◆ **AIM**
Look through the listing below and report how many lines contain "type", as a bare number.

◆ **Data listing**
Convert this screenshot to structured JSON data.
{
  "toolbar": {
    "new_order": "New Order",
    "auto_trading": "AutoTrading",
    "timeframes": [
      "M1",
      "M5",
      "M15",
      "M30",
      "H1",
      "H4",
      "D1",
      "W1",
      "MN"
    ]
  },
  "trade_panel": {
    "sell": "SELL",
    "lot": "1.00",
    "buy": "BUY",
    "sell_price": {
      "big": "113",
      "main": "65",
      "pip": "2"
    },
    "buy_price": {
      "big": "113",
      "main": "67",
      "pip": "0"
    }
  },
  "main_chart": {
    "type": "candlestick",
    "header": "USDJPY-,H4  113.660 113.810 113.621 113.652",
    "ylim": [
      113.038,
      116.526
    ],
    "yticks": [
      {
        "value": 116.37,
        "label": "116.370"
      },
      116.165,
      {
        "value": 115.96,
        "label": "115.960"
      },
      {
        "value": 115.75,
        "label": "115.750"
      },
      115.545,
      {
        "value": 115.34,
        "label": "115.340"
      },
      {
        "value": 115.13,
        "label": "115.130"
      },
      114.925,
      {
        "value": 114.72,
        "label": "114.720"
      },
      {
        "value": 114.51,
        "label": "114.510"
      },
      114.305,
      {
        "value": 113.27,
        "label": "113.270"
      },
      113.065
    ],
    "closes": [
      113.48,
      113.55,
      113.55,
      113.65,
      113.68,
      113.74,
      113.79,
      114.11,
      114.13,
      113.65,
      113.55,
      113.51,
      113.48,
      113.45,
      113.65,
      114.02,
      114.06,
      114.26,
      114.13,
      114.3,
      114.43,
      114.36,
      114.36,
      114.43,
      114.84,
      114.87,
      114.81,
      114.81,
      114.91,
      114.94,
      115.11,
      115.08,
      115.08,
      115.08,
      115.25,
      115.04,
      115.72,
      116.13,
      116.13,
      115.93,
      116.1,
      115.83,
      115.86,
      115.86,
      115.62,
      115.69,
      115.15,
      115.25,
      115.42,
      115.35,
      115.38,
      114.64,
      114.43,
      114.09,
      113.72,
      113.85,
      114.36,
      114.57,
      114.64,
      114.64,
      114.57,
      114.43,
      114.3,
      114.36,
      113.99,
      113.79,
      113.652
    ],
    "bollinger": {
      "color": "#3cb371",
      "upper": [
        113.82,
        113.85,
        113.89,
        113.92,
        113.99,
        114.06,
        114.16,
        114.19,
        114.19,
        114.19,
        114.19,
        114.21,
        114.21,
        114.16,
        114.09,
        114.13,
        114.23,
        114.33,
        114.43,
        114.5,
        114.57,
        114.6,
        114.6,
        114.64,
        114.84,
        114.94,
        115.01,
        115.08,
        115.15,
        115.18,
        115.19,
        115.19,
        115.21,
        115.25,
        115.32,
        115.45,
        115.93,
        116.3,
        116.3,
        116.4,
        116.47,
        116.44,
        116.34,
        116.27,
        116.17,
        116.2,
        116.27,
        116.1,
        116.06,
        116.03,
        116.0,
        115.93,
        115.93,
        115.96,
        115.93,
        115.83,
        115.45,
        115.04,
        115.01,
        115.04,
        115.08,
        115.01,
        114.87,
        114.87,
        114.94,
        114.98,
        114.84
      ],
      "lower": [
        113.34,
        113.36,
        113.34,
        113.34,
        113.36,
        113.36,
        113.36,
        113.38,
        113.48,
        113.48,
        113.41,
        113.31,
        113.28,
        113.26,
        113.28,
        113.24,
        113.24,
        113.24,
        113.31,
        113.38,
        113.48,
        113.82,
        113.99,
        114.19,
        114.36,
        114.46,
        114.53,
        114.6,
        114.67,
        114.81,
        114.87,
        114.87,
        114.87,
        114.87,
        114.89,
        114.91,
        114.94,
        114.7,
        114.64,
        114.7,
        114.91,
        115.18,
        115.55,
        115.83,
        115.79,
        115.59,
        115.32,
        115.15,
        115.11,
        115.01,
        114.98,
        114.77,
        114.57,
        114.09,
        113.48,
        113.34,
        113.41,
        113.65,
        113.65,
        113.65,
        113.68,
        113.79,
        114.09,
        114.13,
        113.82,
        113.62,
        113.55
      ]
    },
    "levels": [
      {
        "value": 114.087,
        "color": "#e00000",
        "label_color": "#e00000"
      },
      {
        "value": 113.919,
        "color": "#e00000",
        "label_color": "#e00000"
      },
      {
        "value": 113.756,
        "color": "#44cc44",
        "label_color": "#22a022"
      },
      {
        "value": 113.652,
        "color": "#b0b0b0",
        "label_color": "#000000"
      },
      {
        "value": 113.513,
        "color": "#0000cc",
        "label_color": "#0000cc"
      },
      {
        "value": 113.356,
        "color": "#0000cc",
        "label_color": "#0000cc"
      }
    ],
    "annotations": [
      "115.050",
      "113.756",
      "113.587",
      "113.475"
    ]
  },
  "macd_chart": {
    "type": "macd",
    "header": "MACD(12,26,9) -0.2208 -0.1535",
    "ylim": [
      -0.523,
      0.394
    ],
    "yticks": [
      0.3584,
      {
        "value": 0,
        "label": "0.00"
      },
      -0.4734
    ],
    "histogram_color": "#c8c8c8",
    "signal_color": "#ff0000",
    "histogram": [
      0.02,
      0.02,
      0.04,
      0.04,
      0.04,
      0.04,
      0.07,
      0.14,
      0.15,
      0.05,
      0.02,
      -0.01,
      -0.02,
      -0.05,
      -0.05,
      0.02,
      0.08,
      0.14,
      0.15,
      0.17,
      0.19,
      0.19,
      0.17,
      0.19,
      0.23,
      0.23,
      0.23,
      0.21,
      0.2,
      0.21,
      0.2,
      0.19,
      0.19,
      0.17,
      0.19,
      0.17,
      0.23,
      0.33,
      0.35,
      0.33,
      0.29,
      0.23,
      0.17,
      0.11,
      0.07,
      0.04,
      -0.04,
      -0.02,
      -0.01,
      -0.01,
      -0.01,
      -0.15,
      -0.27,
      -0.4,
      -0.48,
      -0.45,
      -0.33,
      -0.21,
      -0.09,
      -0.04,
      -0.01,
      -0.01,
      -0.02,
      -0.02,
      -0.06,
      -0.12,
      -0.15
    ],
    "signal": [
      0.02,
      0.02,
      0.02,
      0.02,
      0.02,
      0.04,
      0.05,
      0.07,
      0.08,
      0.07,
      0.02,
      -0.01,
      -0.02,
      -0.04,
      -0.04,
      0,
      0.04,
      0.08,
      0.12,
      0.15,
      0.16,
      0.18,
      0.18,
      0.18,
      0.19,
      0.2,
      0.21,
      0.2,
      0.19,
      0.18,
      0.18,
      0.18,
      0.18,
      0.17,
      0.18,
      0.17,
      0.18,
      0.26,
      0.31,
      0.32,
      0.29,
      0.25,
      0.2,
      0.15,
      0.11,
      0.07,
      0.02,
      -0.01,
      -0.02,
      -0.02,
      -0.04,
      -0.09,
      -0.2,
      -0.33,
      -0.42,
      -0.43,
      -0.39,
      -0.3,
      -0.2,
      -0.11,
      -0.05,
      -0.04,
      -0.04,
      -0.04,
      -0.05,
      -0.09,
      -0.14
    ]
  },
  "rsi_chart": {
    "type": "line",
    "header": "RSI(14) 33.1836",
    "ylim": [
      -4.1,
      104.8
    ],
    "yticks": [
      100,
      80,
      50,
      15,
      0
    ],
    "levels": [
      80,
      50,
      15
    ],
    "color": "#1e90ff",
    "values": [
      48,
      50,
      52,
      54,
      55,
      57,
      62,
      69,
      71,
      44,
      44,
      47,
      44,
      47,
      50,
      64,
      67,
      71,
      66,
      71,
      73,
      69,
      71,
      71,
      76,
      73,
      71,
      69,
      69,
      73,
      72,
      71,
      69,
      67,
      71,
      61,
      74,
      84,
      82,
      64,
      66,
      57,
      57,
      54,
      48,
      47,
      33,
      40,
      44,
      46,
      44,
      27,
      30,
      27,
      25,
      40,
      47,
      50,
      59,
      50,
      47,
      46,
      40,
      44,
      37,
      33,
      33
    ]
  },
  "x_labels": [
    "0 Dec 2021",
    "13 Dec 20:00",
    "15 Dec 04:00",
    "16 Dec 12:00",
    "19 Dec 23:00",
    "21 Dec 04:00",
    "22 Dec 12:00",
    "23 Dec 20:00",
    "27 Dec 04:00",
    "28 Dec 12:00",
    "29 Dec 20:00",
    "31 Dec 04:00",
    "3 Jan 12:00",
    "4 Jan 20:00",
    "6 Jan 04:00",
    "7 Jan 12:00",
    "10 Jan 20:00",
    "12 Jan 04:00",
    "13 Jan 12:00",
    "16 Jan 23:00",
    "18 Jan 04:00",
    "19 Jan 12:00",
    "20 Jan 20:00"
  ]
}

◆ **EXERCISE OUTPUT**
3